:: Task statement ::
Each entry below must be repeated word for word.

(Extracted records)

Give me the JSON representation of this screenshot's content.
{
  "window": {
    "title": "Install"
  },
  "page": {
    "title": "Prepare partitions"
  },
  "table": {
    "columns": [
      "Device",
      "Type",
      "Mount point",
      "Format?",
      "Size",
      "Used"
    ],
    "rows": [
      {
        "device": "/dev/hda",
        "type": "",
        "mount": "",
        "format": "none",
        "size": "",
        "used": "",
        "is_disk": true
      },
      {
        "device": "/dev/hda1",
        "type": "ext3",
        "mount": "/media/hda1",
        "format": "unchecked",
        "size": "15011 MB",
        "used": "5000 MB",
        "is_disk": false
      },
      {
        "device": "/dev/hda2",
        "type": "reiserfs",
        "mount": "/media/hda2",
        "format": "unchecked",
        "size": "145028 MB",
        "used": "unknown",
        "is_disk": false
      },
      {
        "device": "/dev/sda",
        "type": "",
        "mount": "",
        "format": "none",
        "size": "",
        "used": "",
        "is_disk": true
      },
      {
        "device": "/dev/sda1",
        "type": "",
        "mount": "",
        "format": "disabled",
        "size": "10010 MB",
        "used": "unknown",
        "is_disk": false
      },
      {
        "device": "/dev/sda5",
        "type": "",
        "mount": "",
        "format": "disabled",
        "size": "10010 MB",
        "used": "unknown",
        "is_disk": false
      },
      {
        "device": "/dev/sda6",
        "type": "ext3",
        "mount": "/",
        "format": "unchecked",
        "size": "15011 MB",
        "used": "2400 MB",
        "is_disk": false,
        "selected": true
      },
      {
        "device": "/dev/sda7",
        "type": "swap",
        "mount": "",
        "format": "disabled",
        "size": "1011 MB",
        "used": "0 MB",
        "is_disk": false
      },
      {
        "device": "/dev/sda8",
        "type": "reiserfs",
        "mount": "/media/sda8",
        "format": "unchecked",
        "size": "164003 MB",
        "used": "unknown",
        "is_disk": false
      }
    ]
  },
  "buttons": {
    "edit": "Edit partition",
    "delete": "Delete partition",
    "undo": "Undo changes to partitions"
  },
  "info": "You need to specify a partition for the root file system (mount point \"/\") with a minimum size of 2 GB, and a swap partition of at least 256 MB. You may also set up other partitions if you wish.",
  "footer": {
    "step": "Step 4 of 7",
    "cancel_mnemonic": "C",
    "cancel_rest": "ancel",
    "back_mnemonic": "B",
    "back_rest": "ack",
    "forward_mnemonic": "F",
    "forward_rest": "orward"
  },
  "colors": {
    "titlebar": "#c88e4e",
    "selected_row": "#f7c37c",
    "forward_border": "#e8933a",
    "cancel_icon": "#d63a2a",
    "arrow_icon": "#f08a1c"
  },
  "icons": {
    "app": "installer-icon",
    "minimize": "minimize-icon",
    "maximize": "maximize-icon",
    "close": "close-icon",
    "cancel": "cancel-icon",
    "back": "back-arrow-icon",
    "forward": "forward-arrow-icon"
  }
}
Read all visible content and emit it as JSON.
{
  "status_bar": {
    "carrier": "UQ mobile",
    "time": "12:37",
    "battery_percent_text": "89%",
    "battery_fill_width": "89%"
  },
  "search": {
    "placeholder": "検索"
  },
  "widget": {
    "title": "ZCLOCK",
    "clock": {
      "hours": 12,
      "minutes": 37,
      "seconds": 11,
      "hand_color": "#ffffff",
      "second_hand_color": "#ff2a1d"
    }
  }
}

:: Expected answer ::
Give me the JSON representation of this screenshot's content.
{
  "window": {
    "title": "Install"
  },
  "page": {
    "title": "Prepare partitions"
  },
  "table": {
    "columns": [
      "Device",
      "Type",
      "Mount point",
      "Format?",
      "Size",
      "Used"
    ],
    "rows": [
      {
        "device": "/dev/hda",
        "type": "",
        "mount": "",
        "format": "none",
        "size": "",
        "used": "",
        "is_disk": true
      },
      {
        "device": "/dev/hda1",
        "type": "ext3",
        "mount": "/media/hda1",
        "format": "unchecked",
        "size": "15011 MB",
        "used": "5000 MB",
        "is_disk": false
      },
      {
        "device": "/dev/hda2",
        "type": "reiserfs",
        "mount": "/media/hda2",
        "format": "unchecked",
        "size": "145028 MB",
        "used": "unknown",
        "is_disk": false
      },
      {
        "device": "/dev/sda",
        "type": "",
        "mount": "",
        "format": "none",
        "size": "",
        "used": "",
        "is_disk": true
      },
      {
        "device": "/dev/sda1",
        "type": "",
        "mount": "",
        "format": "disabled",
        "size": "10010 MB",
        "used": "unknown",
        "is_disk": false
      },
      {
        "device": "/dev/sda5",
        "type": "",
        "mount": "",
        "format": "disabled",
        "size": "10010 MB",
        "used": "unknown",
        "is_disk": false
      },
      {
        "device": "/dev/sda6",
        "type": "ext3",
        "mount": "/",
        "format": "unchecked",
        "size": "15011 MB",
        "used": "2400 MB",
        "is_disk": false,
        "selected": true
      },
      {
        "device": "/dev/sda7",
        "type": "swap",
        "mount": "",
        "format": "disabled",
        "size": "1011 MB",
        "used": "0 MB",
        "is_disk": false
      },
      {
        "device": "/dev/sda8",
        "type": "reiserfs",
        "mount": "/media/sda8",
        "format": "unchecked",
        "size": "164003 MB",
        "used": "unknown",
        "is_disk": false
      }
    ]
  },
  "buttons": {
    "edit": "Edit partition",
    "delete": "Delete partition",
    "undo": "Undo changes to partitions"
  },
  "info": "You need to specify a partition for the root file system (mount point \"/\") with a minimum size of 2 GB, and a swap partition of at least 256 MB. You may also set up other partitions if you wish.",
  "footer": {
    "step": "Step 4 of 7",
    "cancel_mnemonic": "C",
    "cancel_rest": "ancel",
    "back_mnemonic": "B",
    "back_rest": "ack",
    "forward_mnemonic": "F",
    "forward_rest": "orward"
  },
  "colors": {
    "titlebar": "#c88e4e",
    "selected_row": "#f7c37c",
    "forward_border": "#e8933a",
    "cancel_icon": "#d63a2a",
    "arrow_icon": "#f08a1c"
  },
  "icons": {
    "app": "installer-icon",
    "minimize": "minimize-icon",
    "maximize": "maximize-icon",
    "close": "close-icon",
    "cancel": "cancel-icon",
    "back": "back-arrow-icon",
    "forward": "forward-arrow-icon"
  }
}
Read all visible content and emit it as JSON.
{
  "status_bar": {
    "carrier": "UQ mobile",
    "time": "12:37",
    "battery_percent_text": "89%",
    "battery_fill_width": "89%"
  },
  "search": {
    "placeholder": "検索"
  },
  "widget": {
    "title": "ZCLOCK",
    "clock": {
      "hours": 12,
      "minutes": 37,
      "seconds": 11,
      "hand_color": "#ffffff",
      "second_hand_color": "#ff2a1d"
    }
  }
}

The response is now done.